SET TASK: Repeat the material below exactly, with no pictures.

MATERIAL PROVIDED:
'''

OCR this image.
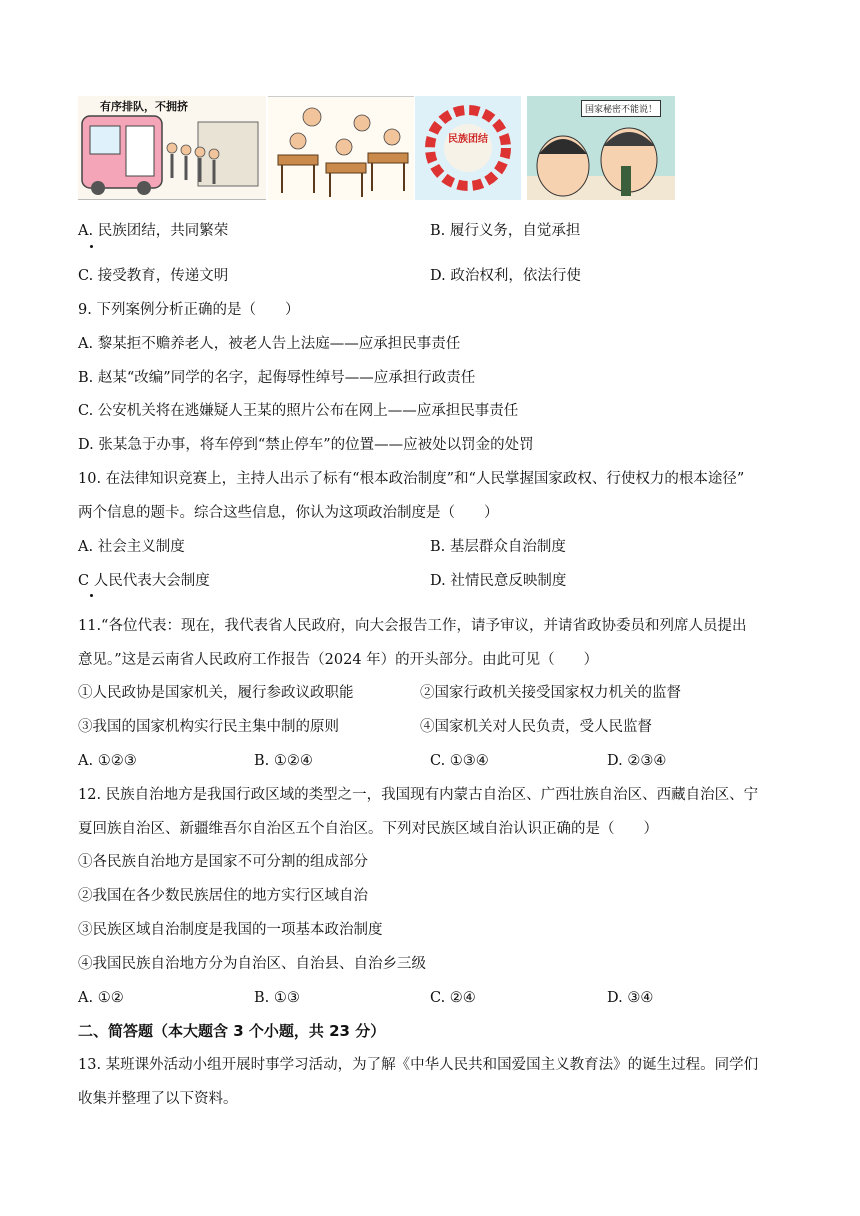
有序排队，不拥挤
民族团结
国家秘密不能说！
A. 民族团结，共同繁荣	B. 履行义务，自觉承担
C. 接受教育，传递文明	D. 政治权利，依法行使
9. 下列案例分析正确的是（　　）
A. 黎某拒不赡养老人，被老人告上法庭——应承担民事责任
B. 赵某“改编”同学的名字，起侮辱性绰号——应承担行政责任
C. 公安机关将在逃嫌疑人王某的照片公布在网上——应承担民事责任
D. 张某急于办事，将车停到“禁止停车”的位置——应被处以罚金的处罚
10. 在法律知识竞赛上，主持人出示了标有“根本政治制度”和“人民掌握国家政权、行使权力的根本途径”
两个信息的题卡。综合这些信息，你认为这项政治制度是（　　）
A. 社会主义制度	B. 基层群众自治制度
C 人民代表大会制度	D. 社情民意反映制度
11.“各位代表：现在，我代表省人民政府，向大会报告工作，请予审议，并请省政协委员和列席人员提出
意见。”这是云南省人民政府工作报告（2024 年）的开头部分。由此可见（　　）
①人民政协是国家机关，履行参政议政职能	②国家行政机关接受国家权力机关的监督
③我国的国家机构实行民主集中制的原则	④国家机关对人民负责，受人民监督
A. ①②③	B. ①②④	C. ①③④	D. ②③④
12. 民族自治地方是我国行政区域的类型之一，我国现有内蒙古自治区、广西壮族自治区、西藏自治区、宁
夏回族自治区、新疆维吾尔自治区五个自治区。下列对民族区域自治认识正确的是（　　）
①各民族自治地方是国家不可分割的组成部分
②我国在各少数民族居住的地方实行区域自治
③民族区域自治制度是我国的一项基本政治制度
④我国民族自治地方分为自治区、自治县、自治乡三级
A. ①②	B. ①③	C. ②④	D. ③④
二、简答题（本大题含 3 个小题，共 23 分）
13. 某班课外活动小组开展时事学习活动，为了解《中华人民共和国爱国主义教育法》的诞生过程。同学们
收集并整理了以下资料。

'''

TASK RESPONSE:
OCR this image.
有序排队，不拥挤
民族团结
国家秘密不能说！
A. 民族团结，共同繁荣	B. 履行义务，自觉承担
C. 接受教育，传递文明	D. 政治权利，依法行使
9. 下列案例分析正确的是（　　）
A. 黎某拒不赡养老人，被老人告上法庭——应承担民事责任
B. 赵某“改编”同学的名字，起侮辱性绰号——应承担行政责任
C. 公安机关将在逃嫌疑人王某的照片公布在网上——应承担民事责任
D. 张某急于办事，将车停到“禁止停车”的位置——应被处以罚金的处罚
10. 在法律知识竞赛上，主持人出示了标有“根本政治制度”和“人民掌握国家政权、行使权力的根本途径”
两个信息的题卡。综合这些信息，你认为这项政治制度是（　　）
A. 社会主义制度	B. 基层群众自治制度
C 人民代表大会制度	D. 社情民意反映制度
11.“各位代表：现在，我代表省人民政府，向大会报告工作，请予审议，并请省政协委员和列席人员提出
意见。”这是云南省人民政府工作报告（2024 年）的开头部分。由此可见（　　）
①人民政协是国家机关，履行参政议政职能	②国家行政机关接受国家权力机关的监督
③我国的国家机构实行民主集中制的原则	④国家机关对人民负责，受人民监督
A. ①②③	B. ①②④	C. ①③④	D. ②③④
12. 民族自治地方是我国行政区域的类型之一，我国现有内蒙古自治区、广西壮族自治区、西藏自治区、宁
夏回族自治区、新疆维吾尔自治区五个自治区。下列对民族区域自治认识正确的是（　　）
①各民族自治地方是国家不可分割的组成部分
②我国在各少数民族居住的地方实行区域自治
③民族区域自治制度是我国的一项基本政治制度
④我国民族自治地方分为自治区、自治县、自治乡三级
A. ①②	B. ①③	C. ②④	D. ③④
二、简答题（本大题含 3 个小题，共 23 分）
13. 某班课外活动小组开展时事学习活动，为了解《中华人民共和国爱国主义教育法》的诞生过程。同学们
收集并整理了以下资料。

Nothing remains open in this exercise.